▸ Task requirements: Reproduce the records that follow in full, excluding any picture they contain.
— Start of Data to process —
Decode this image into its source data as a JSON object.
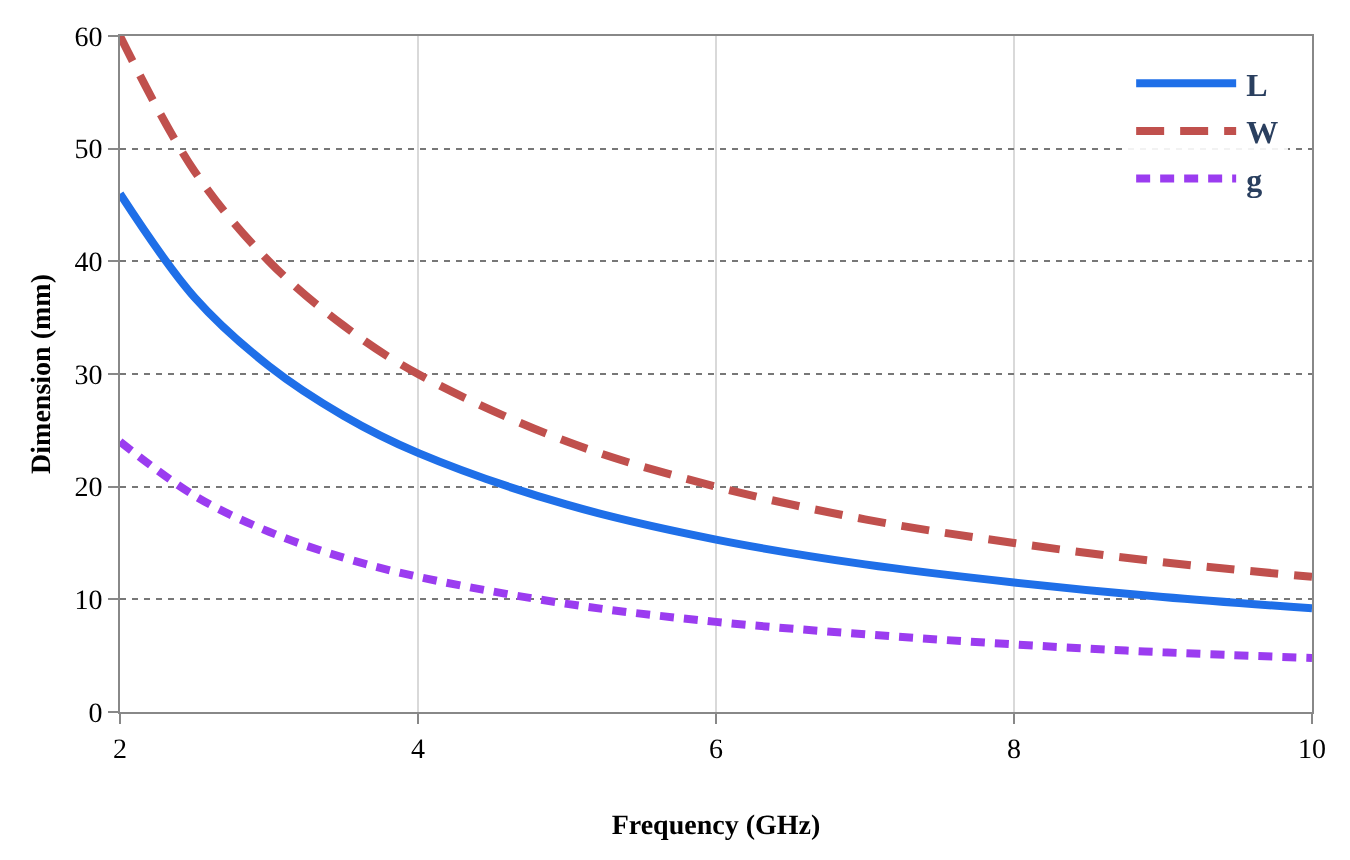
{
  "chart_data": {
    "type": "line",
    "xlabel": "Frequency (GHz)",
    "ylabel": "Dimension (mm)",
    "x": [
      2,
      2.5,
      3,
      3.5,
      4,
      5,
      6,
      7,
      8,
      9,
      10
    ],
    "series": [
      {
        "name": "L",
        "color": "#1f6fe8",
        "line_style": "solid",
        "values": [
          46,
          36.8,
          30.7,
          26.3,
          23,
          18.4,
          15.3,
          13.1,
          11.5,
          10.2,
          9.2
        ]
      },
      {
        "name": "W",
        "color": "#c0504d",
        "line_style": "dashed",
        "values": [
          60,
          48,
          40,
          34.3,
          30,
          24,
          20,
          17.1,
          15,
          13.3,
          12
        ]
      },
      {
        "name": "g",
        "color": "#9b3cf0",
        "line_style": "dotted",
        "values": [
          24,
          19.2,
          16,
          13.7,
          12,
          9.6,
          8,
          6.9,
          6,
          5.3,
          4.8
        ]
      }
    ],
    "xlim": [
      2,
      10
    ],
    "xticks": [
      2,
      4,
      6,
      8,
      10
    ],
    "ylim": [
      0,
      60
    ],
    "yticks": [
      0,
      10,
      20,
      30,
      40,
      50,
      60
    ],
    "grid": true,
    "legend": "top right",
    "marker": "none"
  }
}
— End of Data to process —
▸ Result:
Decode this image into its source data as a JSON object.
{
  "chart_data": {
    "type": "line",
    "xlabel": "Frequency (GHz)",
    "ylabel": "Dimension (mm)",
    "x": [
      2,
      2.5,
      3,
      3.5,
      4,
      5,
      6,
      7,
      8,
      9,
      10
    ],
    "series": [
      {
        "name": "L",
        "color": "#1f6fe8",
        "line_style": "solid",
        "values": [
          46,
          36.8,
          30.7,
          26.3,
          23,
          18.4,
          15.3,
          13.1,
          11.5,
          10.2,
          9.2
        ]
      },
      {
        "name": "W",
        "color": "#c0504d",
        "line_style": "dashed",
        "values": [
          60,
          48,
          40,
          34.3,
          30,
          24,
          20,
          17.1,
          15,
          13.3,
          12
        ]
      },
      {
        "name": "g",
        "color": "#9b3cf0",
        "line_style": "dotted",
        "values": [
          24,
          19.2,
          16,
          13.7,
          12,
          9.6,
          8,
          6.9,
          6,
          5.3,
          4.8
        ]
      }
    ],
    "xlim": [
      2,
      10
    ],
    "xticks": [
      2,
      4,
      6,
      8,
      10
    ],
    "ylim": [
      0,
      60
    ],
    "yticks": [
      0,
      10,
      20,
      30,
      40,
      50,
      60
    ],
    "grid": true,
    "legend": "top right",
    "marker": "none"
  }
}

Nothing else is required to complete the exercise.